Task prompt:
Look for the string "object" and copy every line that has it.

Entries:

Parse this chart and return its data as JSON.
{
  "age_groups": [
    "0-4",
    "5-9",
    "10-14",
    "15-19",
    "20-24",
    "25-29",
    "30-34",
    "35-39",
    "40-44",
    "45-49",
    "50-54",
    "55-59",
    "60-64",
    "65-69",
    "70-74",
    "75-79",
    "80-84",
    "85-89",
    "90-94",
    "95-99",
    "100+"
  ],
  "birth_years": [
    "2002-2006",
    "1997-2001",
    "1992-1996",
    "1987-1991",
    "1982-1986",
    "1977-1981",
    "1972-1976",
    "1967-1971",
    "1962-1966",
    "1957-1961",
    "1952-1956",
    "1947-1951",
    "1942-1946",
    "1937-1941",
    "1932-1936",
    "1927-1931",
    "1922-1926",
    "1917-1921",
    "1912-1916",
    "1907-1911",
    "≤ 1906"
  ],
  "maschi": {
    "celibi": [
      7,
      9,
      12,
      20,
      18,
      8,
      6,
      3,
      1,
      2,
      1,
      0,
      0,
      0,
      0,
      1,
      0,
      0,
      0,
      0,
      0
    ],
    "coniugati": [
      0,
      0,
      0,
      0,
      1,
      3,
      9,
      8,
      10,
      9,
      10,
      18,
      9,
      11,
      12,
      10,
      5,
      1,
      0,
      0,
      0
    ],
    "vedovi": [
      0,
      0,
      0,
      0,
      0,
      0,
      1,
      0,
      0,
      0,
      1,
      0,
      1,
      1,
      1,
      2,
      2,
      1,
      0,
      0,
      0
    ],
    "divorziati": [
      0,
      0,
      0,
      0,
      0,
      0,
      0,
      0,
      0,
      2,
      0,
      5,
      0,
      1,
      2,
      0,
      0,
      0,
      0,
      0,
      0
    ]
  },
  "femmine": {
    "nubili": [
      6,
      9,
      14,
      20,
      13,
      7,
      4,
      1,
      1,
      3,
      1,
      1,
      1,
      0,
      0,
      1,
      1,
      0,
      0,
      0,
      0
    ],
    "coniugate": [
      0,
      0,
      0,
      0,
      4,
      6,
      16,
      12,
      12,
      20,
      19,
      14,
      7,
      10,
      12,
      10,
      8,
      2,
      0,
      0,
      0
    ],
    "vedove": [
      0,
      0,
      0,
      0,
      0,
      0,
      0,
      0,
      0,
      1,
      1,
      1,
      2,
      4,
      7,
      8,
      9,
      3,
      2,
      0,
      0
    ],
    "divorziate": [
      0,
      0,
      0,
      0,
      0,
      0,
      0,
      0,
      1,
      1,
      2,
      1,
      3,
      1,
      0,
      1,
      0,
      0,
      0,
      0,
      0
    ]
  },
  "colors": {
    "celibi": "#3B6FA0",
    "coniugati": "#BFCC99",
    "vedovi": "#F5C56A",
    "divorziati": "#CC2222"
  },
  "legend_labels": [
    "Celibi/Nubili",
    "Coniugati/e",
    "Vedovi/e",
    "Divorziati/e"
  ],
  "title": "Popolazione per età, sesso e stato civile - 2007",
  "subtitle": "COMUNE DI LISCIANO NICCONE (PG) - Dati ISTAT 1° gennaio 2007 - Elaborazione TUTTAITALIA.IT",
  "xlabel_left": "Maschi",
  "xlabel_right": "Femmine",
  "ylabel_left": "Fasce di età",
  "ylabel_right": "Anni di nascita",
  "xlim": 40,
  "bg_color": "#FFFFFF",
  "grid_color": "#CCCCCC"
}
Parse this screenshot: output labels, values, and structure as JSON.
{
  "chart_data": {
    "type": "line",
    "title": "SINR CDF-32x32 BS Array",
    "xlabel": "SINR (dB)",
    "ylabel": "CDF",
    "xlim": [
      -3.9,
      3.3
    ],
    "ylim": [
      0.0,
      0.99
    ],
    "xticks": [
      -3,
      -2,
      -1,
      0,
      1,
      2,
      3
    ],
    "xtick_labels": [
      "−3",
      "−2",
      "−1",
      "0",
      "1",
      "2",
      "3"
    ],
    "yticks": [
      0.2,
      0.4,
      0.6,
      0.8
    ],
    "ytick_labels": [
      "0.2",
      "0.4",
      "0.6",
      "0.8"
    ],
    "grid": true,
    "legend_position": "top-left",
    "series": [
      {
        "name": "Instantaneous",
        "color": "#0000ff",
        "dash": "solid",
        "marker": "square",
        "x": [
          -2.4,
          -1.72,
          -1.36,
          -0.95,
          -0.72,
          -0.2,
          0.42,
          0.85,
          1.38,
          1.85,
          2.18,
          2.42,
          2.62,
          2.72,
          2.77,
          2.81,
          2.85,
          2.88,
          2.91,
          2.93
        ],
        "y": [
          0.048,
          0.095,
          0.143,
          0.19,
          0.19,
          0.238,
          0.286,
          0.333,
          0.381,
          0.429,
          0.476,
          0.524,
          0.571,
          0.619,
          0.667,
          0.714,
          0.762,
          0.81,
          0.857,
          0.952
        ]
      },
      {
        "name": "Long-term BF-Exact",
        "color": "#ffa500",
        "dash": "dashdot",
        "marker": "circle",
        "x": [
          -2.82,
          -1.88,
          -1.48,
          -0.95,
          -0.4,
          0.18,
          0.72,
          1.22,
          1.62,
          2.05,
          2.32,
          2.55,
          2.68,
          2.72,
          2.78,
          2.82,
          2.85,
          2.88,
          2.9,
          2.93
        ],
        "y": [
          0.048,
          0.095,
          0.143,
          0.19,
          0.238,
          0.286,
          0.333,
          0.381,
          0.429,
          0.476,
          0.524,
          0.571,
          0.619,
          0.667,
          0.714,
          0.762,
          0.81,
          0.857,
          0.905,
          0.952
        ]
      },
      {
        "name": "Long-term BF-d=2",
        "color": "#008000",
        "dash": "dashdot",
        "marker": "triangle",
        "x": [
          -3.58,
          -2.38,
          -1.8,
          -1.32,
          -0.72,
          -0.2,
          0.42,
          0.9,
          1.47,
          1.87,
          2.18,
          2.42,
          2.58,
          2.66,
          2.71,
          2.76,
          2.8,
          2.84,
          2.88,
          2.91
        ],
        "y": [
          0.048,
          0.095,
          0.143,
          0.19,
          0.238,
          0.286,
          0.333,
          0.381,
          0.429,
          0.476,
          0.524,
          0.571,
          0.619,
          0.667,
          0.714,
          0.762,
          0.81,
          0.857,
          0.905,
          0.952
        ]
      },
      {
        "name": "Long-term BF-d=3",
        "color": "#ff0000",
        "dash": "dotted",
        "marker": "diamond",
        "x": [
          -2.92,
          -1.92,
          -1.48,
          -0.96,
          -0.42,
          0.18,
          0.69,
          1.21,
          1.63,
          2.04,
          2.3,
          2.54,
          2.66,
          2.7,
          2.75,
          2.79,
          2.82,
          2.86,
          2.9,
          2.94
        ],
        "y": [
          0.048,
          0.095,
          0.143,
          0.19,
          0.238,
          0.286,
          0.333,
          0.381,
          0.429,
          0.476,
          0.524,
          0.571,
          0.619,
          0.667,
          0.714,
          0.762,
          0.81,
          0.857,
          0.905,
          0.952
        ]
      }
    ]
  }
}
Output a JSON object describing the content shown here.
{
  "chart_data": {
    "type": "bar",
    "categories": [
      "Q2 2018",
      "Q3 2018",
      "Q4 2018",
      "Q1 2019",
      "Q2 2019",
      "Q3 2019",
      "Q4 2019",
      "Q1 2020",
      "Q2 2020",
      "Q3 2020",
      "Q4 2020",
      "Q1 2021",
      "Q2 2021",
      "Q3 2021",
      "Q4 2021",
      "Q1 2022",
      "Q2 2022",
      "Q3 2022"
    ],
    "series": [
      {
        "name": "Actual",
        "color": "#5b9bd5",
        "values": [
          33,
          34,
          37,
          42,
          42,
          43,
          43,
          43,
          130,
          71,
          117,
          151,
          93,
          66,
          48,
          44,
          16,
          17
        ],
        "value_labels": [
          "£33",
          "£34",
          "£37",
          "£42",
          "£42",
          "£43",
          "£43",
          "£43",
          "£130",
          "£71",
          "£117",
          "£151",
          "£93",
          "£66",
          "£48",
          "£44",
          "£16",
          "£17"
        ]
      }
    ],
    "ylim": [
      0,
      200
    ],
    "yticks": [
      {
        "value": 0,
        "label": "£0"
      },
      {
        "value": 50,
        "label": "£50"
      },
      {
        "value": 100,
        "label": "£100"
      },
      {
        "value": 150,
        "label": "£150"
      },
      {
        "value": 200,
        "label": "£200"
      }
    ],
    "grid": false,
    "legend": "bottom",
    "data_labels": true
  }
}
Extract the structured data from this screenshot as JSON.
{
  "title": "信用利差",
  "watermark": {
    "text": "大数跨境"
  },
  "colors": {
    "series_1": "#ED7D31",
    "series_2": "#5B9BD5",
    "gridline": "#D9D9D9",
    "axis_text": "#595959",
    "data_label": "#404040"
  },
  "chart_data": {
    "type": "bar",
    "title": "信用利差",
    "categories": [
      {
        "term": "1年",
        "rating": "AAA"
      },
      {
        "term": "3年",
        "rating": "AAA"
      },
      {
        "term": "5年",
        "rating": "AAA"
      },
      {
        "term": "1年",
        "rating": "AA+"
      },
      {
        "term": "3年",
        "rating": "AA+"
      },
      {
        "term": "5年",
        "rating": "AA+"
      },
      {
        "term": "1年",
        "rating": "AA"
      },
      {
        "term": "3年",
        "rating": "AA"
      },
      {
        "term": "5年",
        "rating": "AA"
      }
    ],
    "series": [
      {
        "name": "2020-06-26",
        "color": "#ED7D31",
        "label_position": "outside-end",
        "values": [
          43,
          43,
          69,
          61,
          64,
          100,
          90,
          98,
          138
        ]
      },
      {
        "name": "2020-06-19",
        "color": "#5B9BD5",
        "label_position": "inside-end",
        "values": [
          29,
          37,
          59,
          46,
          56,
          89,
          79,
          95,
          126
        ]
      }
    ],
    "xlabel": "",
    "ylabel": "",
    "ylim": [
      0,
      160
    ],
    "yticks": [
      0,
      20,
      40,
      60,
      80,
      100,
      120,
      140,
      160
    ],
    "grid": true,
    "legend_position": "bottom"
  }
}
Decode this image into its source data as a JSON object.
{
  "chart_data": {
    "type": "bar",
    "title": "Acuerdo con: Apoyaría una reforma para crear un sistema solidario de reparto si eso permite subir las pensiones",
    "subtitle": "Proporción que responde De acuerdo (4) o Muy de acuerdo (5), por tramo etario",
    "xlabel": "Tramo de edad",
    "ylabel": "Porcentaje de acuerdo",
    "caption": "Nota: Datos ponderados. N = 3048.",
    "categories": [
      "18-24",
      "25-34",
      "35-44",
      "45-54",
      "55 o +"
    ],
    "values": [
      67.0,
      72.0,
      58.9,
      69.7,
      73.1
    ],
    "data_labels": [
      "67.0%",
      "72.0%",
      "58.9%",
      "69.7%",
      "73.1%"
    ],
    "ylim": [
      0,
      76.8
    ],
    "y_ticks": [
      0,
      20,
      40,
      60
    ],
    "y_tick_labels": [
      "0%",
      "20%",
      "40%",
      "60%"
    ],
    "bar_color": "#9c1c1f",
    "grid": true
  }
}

Response for this exercise:
Output a JSON object describing the content shown here.
Decode this image into its source data as a JSON object.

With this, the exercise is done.